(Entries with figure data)
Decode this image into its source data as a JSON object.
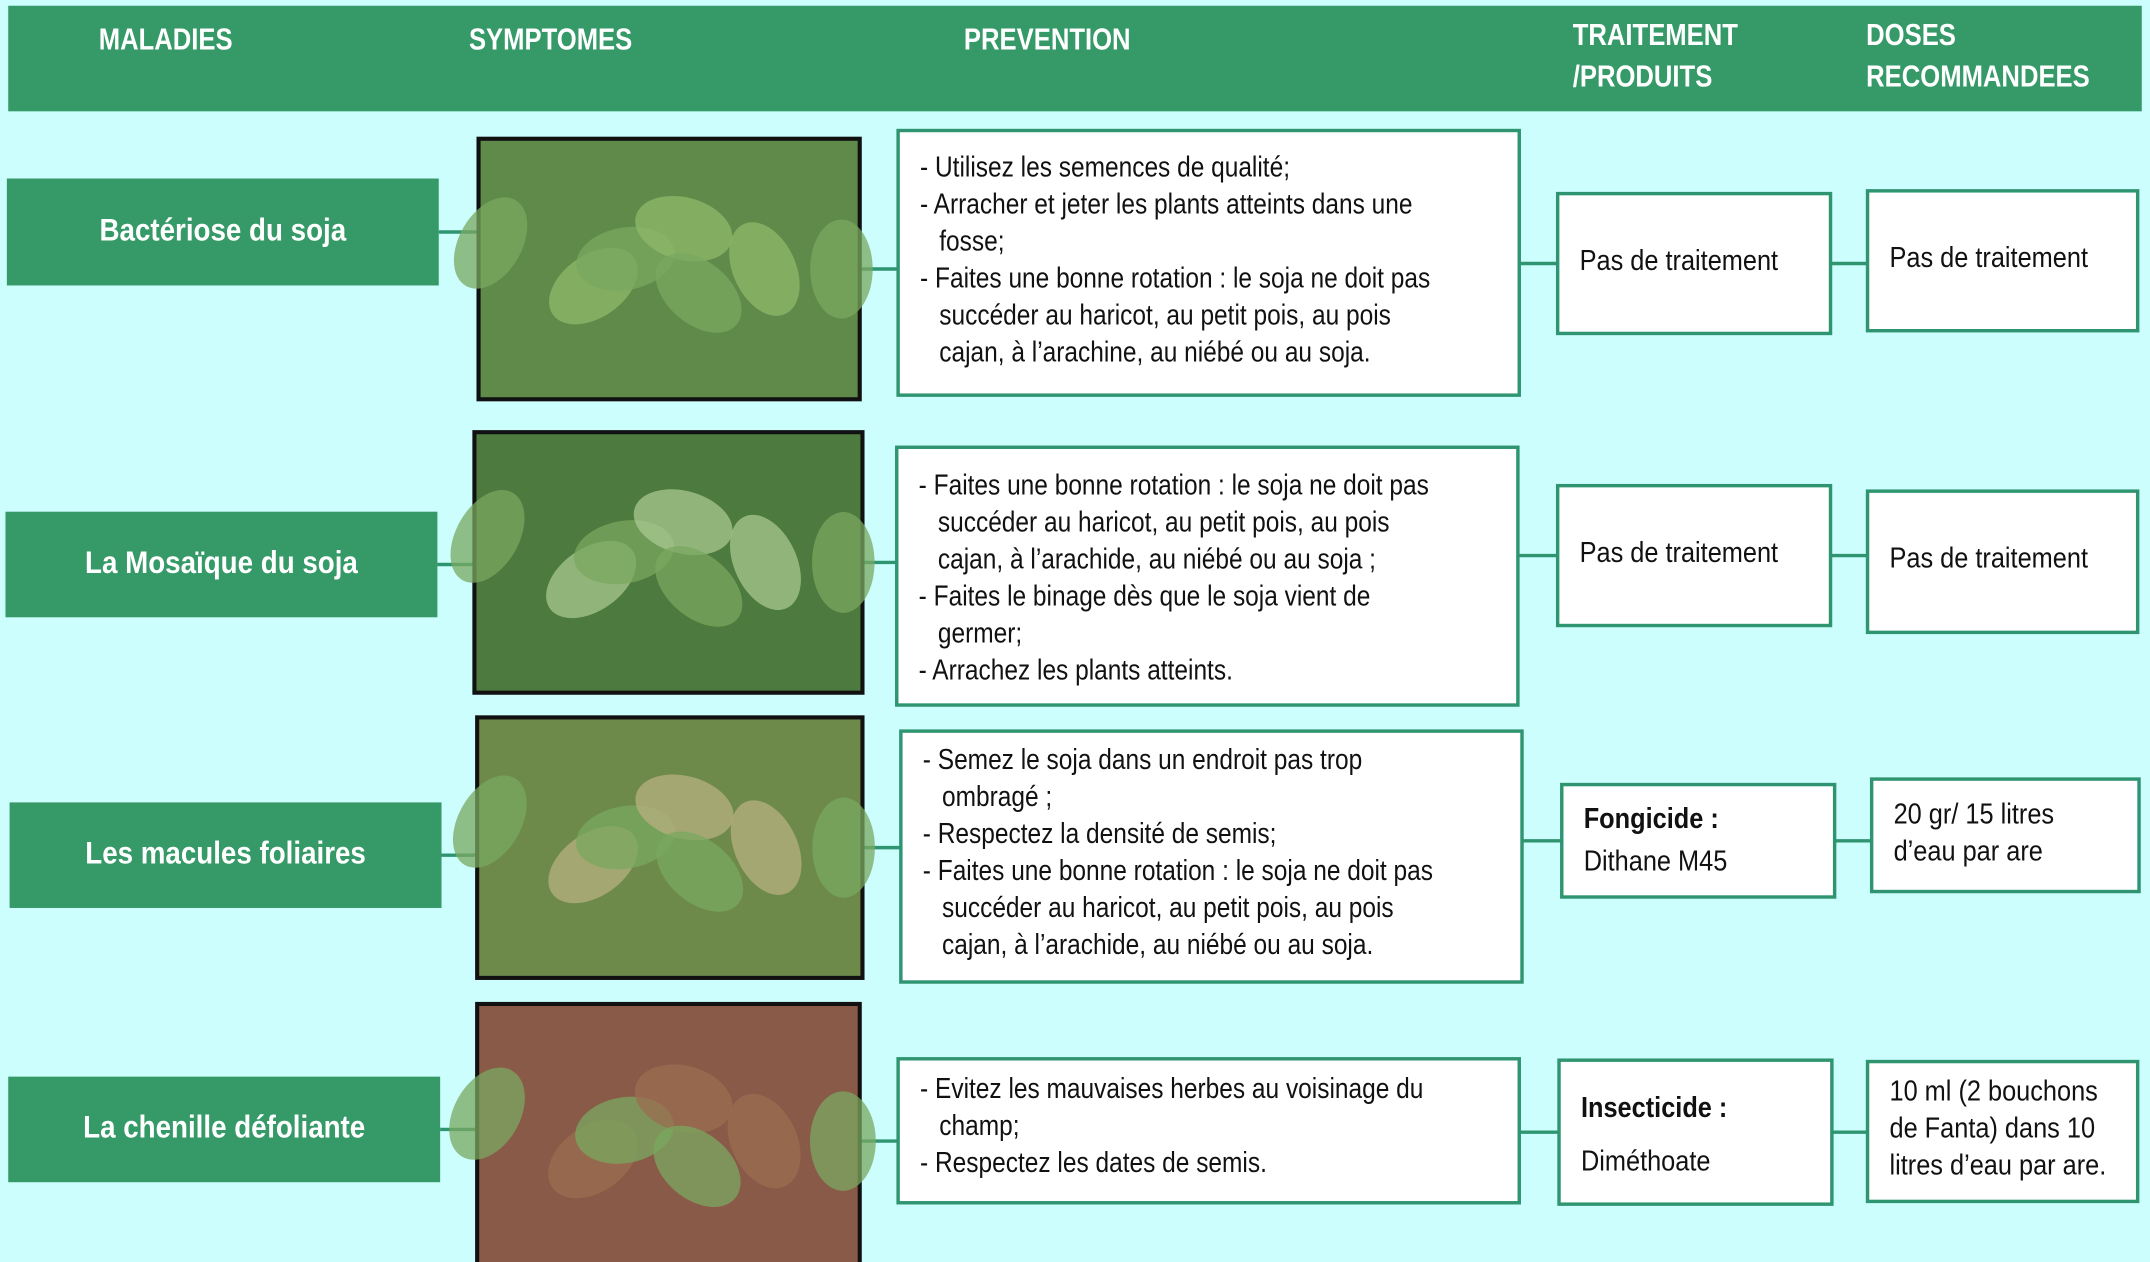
{
  "header": {
    "columns": [
      [
        "MALADIES"
      ],
      [
        "SYMPTOMES"
      ],
      [
        "PREVENTION"
      ],
      [
        "TRAITEMENT",
        "/PRODUITS"
      ],
      [
        "DOSES",
        "RECOMMANDEES"
      ]
    ]
  },
  "rows": [
    {
      "disease": "Bactériose du soja",
      "prevention": [
        "- Utilisez les semences de qualité;",
        "- Arracher et jeter les plants atteints dans une",
        "fosse;",
        "- Faites  une bonne rotation : le soja ne doit pas",
        "succéder au haricot, au petit pois, au pois",
        "cajan, à l’arachine, au niébé ou au soja."
      ],
      "treatment": [
        {
          "text": "Pas de traitement",
          "bold": false
        }
      ],
      "dose": [
        "Pas de traitement"
      ]
    },
    {
      "disease": "La Mosaïque du soja",
      "prevention": [
        "- Faites  une bonne rotation : le soja ne doit pas",
        "succéder au haricot, au petit pois, au pois",
        "cajan, à l’arachide, au niébé ou au soja ;",
        "- Faites  le binage dès que le soja vient de",
        "germer;",
        "- Arrachez les plants atteints."
      ],
      "treatment": [
        {
          "text": "Pas de traitement",
          "bold": false
        }
      ],
      "dose": [
        "Pas de traitement"
      ]
    },
    {
      "disease": "Les macules foliaires",
      "prevention": [
        "- Semez le soja dans un endroit pas trop",
        "ombragé ;",
        "- Respectez  la densité de semis;",
        "- Faites  une bonne rotation : le soja ne doit pas",
        "succéder au haricot, au petit pois, au pois",
        "cajan, à l’arachide, au niébé ou au soja."
      ],
      "treatment": [
        {
          "text": "Fongicide :",
          "bold": true
        },
        {
          "text": "Dithane M45",
          "bold": false
        }
      ],
      "dose": [
        "20 gr/ 15 litres",
        "d’eau par are"
      ]
    },
    {
      "disease": "La chenille défoliante",
      "prevention": [
        "- Evitez les mauvaises herbes au voisinage du",
        "champ;",
        "- Respectez  les dates de semis."
      ],
      "treatment": [
        {
          "text": "Insecticide :",
          "bold": true
        },
        {
          "text": "Diméthoate",
          "bold": false
        }
      ],
      "dose": [
        "10 ml (2 bouchons",
        "de Fanta) dans 10",
        "litres d’eau par are."
      ]
    }
  ]
}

=== Work to be completed ===
Wherever the string "arachide" appears in the entries above, list that line.

=== Task response ===
        "cajan, à l’arachide, au niébé ou au soja ;",
        "cajan, à l’arachide, au niébé ou au soja."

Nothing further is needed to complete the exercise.